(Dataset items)
────────
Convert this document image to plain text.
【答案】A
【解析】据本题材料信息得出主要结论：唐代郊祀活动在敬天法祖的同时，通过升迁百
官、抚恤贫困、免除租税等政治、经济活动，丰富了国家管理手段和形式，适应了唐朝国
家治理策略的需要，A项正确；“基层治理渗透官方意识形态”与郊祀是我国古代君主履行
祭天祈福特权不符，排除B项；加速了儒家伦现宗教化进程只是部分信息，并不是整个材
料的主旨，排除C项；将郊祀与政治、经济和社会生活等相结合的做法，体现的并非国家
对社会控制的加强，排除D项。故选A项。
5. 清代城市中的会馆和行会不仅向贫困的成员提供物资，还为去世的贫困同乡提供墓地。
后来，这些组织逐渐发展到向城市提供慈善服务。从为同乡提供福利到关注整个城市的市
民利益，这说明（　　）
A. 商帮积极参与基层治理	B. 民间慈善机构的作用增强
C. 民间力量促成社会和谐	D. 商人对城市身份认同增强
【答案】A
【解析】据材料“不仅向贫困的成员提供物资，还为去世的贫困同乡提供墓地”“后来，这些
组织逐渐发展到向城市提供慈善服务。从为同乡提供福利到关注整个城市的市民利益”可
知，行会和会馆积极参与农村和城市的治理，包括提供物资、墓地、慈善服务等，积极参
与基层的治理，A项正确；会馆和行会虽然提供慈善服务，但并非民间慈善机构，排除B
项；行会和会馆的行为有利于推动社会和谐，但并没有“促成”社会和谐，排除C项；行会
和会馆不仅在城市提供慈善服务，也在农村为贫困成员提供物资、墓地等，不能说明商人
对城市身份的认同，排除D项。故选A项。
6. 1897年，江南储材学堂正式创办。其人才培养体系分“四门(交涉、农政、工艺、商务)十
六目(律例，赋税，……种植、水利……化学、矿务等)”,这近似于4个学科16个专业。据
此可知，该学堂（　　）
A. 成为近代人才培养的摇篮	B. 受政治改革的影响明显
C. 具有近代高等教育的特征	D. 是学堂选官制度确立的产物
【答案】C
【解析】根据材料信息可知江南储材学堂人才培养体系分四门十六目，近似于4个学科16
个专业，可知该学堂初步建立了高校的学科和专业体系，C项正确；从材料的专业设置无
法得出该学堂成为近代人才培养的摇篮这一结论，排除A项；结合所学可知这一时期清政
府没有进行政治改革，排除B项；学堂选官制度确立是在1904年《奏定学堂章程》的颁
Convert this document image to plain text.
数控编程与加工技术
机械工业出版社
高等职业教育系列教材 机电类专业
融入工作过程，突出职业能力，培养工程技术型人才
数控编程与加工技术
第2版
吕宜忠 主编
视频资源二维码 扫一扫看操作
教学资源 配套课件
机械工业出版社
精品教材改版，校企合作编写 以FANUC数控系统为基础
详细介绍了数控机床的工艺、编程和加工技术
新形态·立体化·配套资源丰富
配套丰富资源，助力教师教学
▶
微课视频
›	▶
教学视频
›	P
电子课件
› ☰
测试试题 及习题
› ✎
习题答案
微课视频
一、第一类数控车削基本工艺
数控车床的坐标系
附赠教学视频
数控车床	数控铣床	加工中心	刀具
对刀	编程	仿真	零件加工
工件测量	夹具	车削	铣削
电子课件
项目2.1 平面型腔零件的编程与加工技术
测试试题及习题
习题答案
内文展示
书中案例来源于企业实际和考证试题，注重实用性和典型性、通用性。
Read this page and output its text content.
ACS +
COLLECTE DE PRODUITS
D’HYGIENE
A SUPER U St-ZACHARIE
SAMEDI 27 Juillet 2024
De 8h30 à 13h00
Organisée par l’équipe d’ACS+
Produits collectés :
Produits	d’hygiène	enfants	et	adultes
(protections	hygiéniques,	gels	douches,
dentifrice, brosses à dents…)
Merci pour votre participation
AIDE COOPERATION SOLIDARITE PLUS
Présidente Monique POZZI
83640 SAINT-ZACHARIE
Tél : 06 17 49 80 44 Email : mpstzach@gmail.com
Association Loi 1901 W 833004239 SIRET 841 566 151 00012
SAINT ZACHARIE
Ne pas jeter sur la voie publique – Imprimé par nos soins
────────
**Aim**
Repeat all of the entries exactly.

**Final result**
Convert this document image to plain text.
【答案】A
【解析】据本题材料信息得出主要结论：唐代郊祀活动在敬天法祖的同时，通过升迁百
官、抚恤贫困、免除租税等政治、经济活动，丰富了国家管理手段和形式，适应了唐朝国
家治理策略的需要，A项正确；“基层治理渗透官方意识形态”与郊祀是我国古代君主履行
祭天祈福特权不符，排除B项；加速了儒家伦现宗教化进程只是部分信息，并不是整个材
料的主旨，排除C项；将郊祀与政治、经济和社会生活等相结合的做法，体现的并非国家
对社会控制的加强，排除D项。故选A项。
5. 清代城市中的会馆和行会不仅向贫困的成员提供物资，还为去世的贫困同乡提供墓地。
后来，这些组织逐渐发展到向城市提供慈善服务。从为同乡提供福利到关注整个城市的市
民利益，这说明（　　）
A. 商帮积极参与基层治理	B. 民间慈善机构的作用增强
C. 民间力量促成社会和谐	D. 商人对城市身份认同增强
【答案】A
【解析】据材料“不仅向贫困的成员提供物资，还为去世的贫困同乡提供墓地”“后来，这些
组织逐渐发展到向城市提供慈善服务。从为同乡提供福利到关注整个城市的市民利益”可
知，行会和会馆积极参与农村和城市的治理，包括提供物资、墓地、慈善服务等，积极参
与基层的治理，A项正确；会馆和行会虽然提供慈善服务，但并非民间慈善机构，排除B
项；行会和会馆的行为有利于推动社会和谐，但并没有“促成”社会和谐，排除C项；行会
和会馆不仅在城市提供慈善服务，也在农村为贫困成员提供物资、墓地等，不能说明商人
对城市身份的认同，排除D项。故选A项。
6. 1897年，江南储材学堂正式创办。其人才培养体系分“四门(交涉、农政、工艺、商务)十
六目(律例，赋税，……种植、水利……化学、矿务等)”,这近似于4个学科16个专业。据
此可知，该学堂（　　）
A. 成为近代人才培养的摇篮	B. 受政治改革的影响明显
C. 具有近代高等教育的特征	D. 是学堂选官制度确立的产物
【答案】C
【解析】根据材料信息可知江南储材学堂人才培养体系分四门十六目，近似于4个学科16
个专业，可知该学堂初步建立了高校的学科和专业体系，C项正确；从材料的专业设置无
法得出该学堂成为近代人才培养的摇篮这一结论，排除A项；结合所学可知这一时期清政
府没有进行政治改革，排除B项；学堂选官制度确立是在1904年《奏定学堂章程》的颁
Convert this document image to plain text.
数控编程与加工技术
机械工业出版社
高等职业教育系列教材 机电类专业
融入工作过程，突出职业能力，培养工程技术型人才
数控编程与加工技术
第2版
吕宜忠 主编
视频资源二维码 扫一扫看操作
教学资源 配套课件
机械工业出版社
精品教材改版，校企合作编写 以FANUC数控系统为基础
详细介绍了数控机床的工艺、编程和加工技术
新形态·立体化·配套资源丰富
配套丰富资源，助力教师教学
▶
微课视频
›	▶
教学视频
›	P
电子课件
› ☰
测试试题 及习题
› ✎
习题答案
微课视频
一、第一类数控车削基本工艺
数控车床的坐标系
附赠教学视频
数控车床	数控铣床	加工中心	刀具
对刀	编程	仿真	零件加工
工件测量	夹具	车削	铣削
电子课件
项目2.1 平面型腔零件的编程与加工技术
测试试题及习题
习题答案
内文展示
书中案例来源于企业实际和考证试题，注重实用性和典型性、通用性。
Read this page and output its text content.
ACS +
COLLECTE DE PRODUITS
D’HYGIENE
A SUPER U St-ZACHARIE
SAMEDI 27 Juillet 2024
De 8h30 à 13h00
Organisée par l’équipe d’ACS+
Produits collectés :
Produits	d’hygiène	enfants	et	adultes
(protections	hygiéniques,	gels	douches,
dentifrice, brosses à dents…)
Merci pour votre participation
AIDE COOPERATION SOLIDARITE PLUS
Présidente Monique POZZI
83640 SAINT-ZACHARIE
Tél : 06 17 49 80 44 Email : mpstzach@gmail.com
Association Loi 1901 W 833004239 SIRET 841 566 151 00012
SAINT ZACHARIE
Ne pas jeter sur la voie publique – Imprimé par nos soins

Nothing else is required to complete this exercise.